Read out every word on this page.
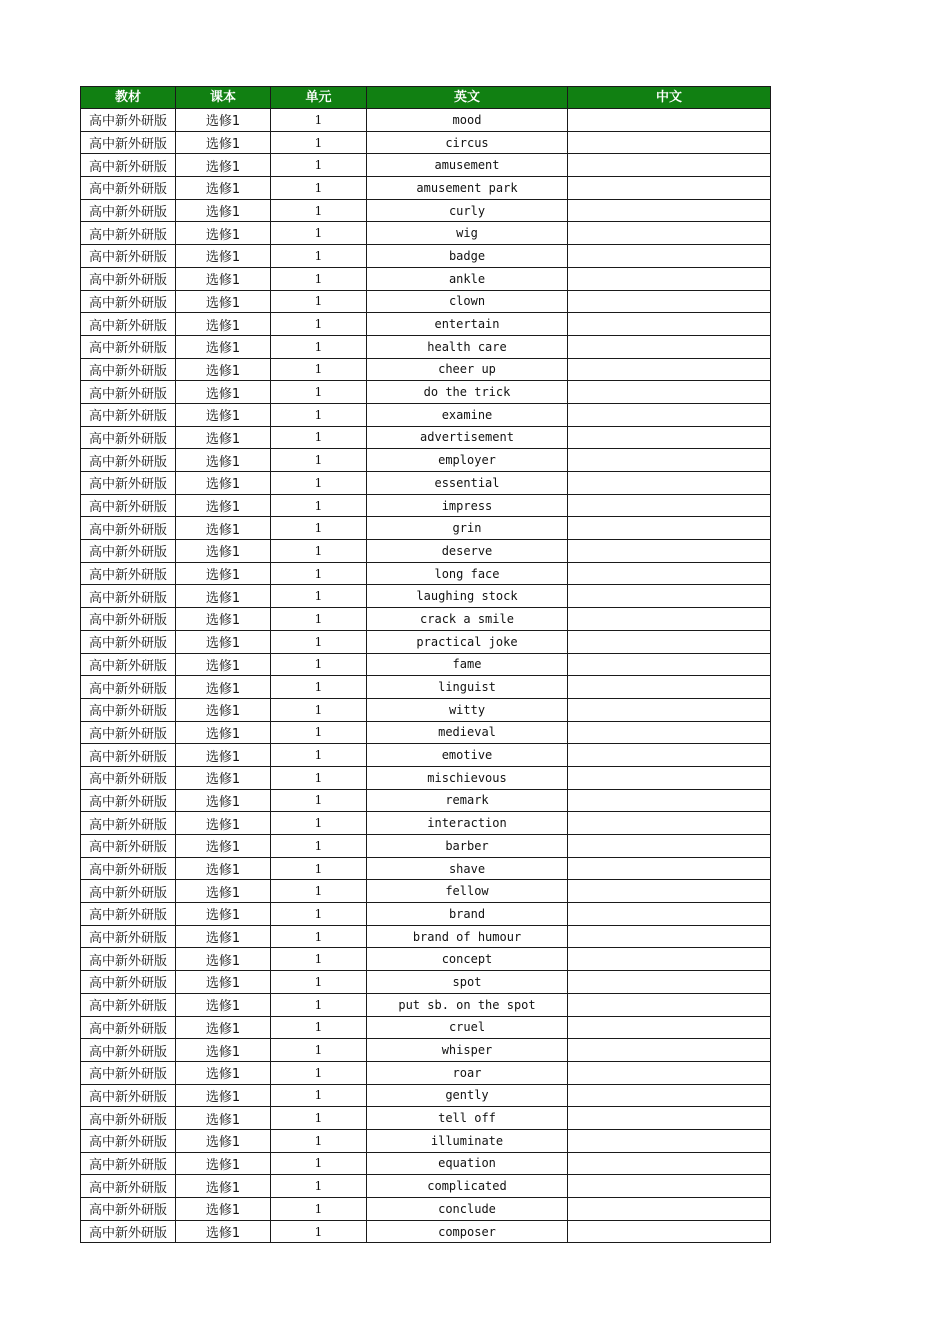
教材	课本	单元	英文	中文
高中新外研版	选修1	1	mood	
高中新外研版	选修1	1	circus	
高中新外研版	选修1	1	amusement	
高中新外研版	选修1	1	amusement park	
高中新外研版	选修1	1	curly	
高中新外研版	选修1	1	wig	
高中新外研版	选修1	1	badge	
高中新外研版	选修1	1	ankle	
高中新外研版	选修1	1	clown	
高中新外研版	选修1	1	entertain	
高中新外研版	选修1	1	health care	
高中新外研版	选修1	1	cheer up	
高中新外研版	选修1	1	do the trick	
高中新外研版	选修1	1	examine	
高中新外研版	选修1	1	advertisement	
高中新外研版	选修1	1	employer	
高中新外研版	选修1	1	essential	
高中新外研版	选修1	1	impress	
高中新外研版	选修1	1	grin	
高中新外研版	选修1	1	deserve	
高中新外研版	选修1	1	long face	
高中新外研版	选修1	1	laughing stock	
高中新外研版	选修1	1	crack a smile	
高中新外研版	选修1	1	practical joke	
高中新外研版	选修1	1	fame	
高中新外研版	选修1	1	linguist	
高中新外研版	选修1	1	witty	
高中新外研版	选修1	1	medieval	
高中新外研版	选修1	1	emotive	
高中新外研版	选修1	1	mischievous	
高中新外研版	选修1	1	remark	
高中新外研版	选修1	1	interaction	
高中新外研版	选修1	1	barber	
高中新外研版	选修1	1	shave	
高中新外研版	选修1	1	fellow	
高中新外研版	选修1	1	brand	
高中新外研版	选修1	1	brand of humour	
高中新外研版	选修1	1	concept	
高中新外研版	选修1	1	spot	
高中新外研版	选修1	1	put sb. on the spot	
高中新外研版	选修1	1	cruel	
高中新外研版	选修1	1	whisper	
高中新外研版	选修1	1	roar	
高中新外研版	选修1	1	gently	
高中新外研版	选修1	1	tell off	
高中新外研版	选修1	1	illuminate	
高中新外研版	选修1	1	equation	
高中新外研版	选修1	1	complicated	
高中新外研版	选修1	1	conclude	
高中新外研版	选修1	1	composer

^^^^^^^^

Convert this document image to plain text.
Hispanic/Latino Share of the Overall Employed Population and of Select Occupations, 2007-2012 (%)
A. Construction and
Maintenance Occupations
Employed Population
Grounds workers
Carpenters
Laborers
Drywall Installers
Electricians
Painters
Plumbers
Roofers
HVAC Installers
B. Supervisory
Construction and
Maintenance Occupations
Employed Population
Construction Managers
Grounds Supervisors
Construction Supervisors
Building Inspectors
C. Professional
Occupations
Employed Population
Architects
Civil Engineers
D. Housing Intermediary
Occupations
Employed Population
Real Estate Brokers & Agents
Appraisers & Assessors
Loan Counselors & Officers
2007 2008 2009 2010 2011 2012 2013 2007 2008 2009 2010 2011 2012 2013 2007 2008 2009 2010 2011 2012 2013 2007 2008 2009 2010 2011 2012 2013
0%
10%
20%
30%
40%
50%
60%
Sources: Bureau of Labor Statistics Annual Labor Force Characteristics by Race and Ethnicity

^^^^^^^^

▸ **WHAT YOU WILL DO**
From the data, list each line in which the string "Installers" appears.

▸ **RIGHT ANSWER**
Drywall Installers
HVAC Installers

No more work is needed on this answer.